** Start of Supplied records **

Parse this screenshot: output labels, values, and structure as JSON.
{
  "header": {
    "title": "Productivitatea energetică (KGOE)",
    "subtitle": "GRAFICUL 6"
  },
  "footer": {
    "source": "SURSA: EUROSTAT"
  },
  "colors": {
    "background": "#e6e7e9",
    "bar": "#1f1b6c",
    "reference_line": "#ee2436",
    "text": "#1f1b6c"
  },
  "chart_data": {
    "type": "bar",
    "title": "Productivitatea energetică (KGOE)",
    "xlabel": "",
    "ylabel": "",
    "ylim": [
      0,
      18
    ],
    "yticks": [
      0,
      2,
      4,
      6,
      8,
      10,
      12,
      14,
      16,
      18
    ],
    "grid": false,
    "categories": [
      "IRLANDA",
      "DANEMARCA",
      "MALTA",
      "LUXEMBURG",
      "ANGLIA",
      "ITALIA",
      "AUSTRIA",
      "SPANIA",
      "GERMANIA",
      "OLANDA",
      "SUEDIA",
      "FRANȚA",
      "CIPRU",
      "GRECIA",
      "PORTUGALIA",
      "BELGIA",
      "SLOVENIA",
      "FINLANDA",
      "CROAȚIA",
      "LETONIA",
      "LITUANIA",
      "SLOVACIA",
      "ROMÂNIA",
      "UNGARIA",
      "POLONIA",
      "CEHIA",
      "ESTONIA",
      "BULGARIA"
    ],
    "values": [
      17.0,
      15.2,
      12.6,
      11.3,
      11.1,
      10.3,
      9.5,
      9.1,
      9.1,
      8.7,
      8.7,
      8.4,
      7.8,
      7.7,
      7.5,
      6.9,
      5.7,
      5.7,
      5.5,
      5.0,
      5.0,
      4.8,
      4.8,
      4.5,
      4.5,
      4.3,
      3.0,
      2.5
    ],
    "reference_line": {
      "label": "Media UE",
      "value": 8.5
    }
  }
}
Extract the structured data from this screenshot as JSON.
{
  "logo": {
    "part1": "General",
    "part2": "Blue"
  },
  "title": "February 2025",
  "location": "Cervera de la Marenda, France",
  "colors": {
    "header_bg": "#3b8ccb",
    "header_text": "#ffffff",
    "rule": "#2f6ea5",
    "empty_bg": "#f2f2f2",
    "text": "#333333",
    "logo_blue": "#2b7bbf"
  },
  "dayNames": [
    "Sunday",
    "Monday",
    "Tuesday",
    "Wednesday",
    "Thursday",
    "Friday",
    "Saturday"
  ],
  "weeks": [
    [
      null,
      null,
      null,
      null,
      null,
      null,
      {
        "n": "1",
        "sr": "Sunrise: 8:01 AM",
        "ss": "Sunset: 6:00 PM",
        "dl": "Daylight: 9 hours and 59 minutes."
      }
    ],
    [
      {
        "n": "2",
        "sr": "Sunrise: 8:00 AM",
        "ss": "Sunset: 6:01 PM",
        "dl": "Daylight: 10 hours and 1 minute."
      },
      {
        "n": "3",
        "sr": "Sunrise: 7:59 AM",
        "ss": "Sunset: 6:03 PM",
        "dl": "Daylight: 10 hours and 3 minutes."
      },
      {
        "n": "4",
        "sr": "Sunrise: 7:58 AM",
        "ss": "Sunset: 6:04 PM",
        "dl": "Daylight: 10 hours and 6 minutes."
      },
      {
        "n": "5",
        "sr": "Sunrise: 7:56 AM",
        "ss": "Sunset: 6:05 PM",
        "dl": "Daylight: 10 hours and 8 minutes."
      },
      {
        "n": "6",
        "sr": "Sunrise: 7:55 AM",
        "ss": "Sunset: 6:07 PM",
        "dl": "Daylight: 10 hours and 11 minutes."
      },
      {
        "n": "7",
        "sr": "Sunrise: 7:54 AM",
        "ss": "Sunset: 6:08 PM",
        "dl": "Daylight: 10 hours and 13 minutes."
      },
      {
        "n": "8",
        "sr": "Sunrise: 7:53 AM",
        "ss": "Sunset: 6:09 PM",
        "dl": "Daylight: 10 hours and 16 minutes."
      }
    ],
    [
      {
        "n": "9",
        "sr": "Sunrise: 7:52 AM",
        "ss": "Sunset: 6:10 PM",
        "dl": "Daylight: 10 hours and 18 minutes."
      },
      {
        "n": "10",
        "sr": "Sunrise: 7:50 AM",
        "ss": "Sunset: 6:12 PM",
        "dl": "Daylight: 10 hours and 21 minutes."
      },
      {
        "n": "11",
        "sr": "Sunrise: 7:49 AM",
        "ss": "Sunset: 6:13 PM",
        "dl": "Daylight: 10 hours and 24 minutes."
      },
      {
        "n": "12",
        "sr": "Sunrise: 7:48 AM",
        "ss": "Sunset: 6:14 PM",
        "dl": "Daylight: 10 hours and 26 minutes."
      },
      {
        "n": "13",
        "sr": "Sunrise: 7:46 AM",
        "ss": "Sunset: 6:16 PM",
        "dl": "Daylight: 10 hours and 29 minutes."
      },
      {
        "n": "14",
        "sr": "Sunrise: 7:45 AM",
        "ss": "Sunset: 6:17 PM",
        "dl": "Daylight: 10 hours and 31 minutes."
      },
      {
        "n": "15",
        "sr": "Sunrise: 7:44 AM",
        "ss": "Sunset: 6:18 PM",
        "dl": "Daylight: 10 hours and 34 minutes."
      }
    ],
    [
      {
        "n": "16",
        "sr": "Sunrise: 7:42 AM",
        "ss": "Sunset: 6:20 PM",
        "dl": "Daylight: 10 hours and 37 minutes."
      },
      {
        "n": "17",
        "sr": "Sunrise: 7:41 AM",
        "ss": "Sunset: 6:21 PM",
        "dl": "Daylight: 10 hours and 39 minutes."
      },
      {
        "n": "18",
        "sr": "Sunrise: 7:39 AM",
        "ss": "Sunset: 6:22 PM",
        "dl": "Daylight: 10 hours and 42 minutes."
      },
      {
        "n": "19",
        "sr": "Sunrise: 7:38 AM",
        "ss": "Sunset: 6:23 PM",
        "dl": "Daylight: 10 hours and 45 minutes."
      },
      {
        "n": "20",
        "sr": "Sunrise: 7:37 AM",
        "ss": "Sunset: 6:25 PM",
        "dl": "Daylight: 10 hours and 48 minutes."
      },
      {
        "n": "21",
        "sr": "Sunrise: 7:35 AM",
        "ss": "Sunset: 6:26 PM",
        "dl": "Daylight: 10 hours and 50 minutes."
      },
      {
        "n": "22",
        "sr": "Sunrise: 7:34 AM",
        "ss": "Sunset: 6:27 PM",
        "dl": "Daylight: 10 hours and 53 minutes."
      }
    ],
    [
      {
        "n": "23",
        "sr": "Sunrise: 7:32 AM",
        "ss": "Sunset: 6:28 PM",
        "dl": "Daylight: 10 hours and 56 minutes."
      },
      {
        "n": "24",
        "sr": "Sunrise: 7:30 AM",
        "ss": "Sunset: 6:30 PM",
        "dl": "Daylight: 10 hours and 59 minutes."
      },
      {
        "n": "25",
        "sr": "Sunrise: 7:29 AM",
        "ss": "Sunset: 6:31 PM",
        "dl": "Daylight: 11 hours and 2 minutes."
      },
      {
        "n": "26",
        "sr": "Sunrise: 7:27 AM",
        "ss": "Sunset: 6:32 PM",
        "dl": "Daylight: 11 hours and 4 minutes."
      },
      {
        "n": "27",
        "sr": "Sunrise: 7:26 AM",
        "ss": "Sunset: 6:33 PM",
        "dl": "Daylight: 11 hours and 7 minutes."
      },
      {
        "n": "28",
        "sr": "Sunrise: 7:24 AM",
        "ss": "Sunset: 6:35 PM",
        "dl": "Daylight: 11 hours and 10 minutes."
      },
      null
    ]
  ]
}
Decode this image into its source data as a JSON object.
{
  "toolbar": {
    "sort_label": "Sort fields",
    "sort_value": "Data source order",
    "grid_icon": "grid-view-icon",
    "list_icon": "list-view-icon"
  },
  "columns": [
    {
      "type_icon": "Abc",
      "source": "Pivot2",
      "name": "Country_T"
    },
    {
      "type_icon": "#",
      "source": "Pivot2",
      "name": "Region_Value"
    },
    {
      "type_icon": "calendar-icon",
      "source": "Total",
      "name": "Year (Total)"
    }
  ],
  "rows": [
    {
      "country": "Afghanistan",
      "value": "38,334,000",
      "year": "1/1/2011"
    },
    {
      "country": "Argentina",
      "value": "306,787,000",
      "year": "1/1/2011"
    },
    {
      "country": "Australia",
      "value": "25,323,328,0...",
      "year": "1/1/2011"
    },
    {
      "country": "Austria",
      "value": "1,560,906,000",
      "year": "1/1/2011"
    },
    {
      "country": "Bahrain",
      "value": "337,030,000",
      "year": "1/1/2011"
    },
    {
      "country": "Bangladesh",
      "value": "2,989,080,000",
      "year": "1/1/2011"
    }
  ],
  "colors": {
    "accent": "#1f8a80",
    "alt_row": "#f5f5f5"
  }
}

** End of Supplied records **

• Goal: Identify the lines that contain the string "source", and copy every one of them.

• Answer to the exercise:
    "source": "SURSA: EUROSTAT"
Decode this image into its source data as a JSON object.
    "sort_value": "Data source order",
      "source": "Pivot2",
      "source": "Pivot2",
      "source": "Total",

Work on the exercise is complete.